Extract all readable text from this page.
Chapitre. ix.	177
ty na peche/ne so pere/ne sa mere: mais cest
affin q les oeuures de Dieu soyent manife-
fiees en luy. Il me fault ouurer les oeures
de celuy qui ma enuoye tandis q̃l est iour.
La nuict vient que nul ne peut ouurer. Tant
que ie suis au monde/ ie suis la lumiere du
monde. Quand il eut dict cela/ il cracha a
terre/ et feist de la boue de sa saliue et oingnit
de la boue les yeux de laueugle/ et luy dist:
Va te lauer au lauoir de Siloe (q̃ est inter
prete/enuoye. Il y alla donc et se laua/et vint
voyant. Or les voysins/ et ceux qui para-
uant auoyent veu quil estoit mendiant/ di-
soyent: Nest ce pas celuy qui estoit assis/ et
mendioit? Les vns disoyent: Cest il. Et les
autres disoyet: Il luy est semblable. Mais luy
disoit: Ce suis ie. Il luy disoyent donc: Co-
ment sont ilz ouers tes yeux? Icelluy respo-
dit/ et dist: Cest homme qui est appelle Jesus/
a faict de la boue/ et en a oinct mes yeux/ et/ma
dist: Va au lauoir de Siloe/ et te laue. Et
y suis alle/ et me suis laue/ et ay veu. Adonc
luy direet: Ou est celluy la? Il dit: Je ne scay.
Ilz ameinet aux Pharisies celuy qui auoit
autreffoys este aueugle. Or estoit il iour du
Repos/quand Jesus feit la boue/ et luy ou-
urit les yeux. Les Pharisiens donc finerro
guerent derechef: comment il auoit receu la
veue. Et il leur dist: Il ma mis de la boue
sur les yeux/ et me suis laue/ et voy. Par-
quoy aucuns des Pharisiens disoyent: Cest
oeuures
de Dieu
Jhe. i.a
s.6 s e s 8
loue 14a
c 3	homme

_____

### Task description
Restate the data above word for word, please.

### Solution
Extract all readable text from this page.
Chapitre. ix.	177
ty na peche/ne so pere/ne sa mere: mais cest
affin q les oeuures de Dieu soyent manife-
fiees en luy. Il me fault ouurer les oeures
de celuy qui ma enuoye tandis q̃l est iour.
La nuict vient que nul ne peut ouurer. Tant
que ie suis au monde/ ie suis la lumiere du
monde. Quand il eut dict cela/ il cracha a
terre/ et feist de la boue de sa saliue et oingnit
de la boue les yeux de laueugle/ et luy dist:
Va te lauer au lauoir de Siloe (q̃ est inter
prete/enuoye. Il y alla donc et se laua/et vint
voyant. Or les voysins/ et ceux qui para-
uant auoyent veu quil estoit mendiant/ di-
soyent: Nest ce pas celuy qui estoit assis/ et
mendioit? Les vns disoyent: Cest il. Et les
autres disoyet: Il luy est semblable. Mais luy
disoit: Ce suis ie. Il luy disoyent donc: Co-
ment sont ilz ouers tes yeux? Icelluy respo-
dit/ et dist: Cest homme qui est appelle Jesus/
a faict de la boue/ et en a oinct mes yeux/ et/ma
dist: Va au lauoir de Siloe/ et te laue. Et
y suis alle/ et me suis laue/ et ay veu. Adonc
luy direet: Ou est celluy la? Il dit: Je ne scay.
Ilz ameinet aux Pharisies celuy qui auoit
autreffoys este aueugle. Or estoit il iour du
Repos/quand Jesus feit la boue/ et luy ou-
urit les yeux. Les Pharisiens donc finerro
guerent derechef: comment il auoit receu la
veue. Et il leur dist: Il ma mis de la boue
sur les yeux/ et me suis laue/ et voy. Par-
quoy aucuns des Pharisiens disoyent: Cest
oeuures
de Dieu
Jhe. i.a
s.6 s e s 8
loue 14a
c 3	homme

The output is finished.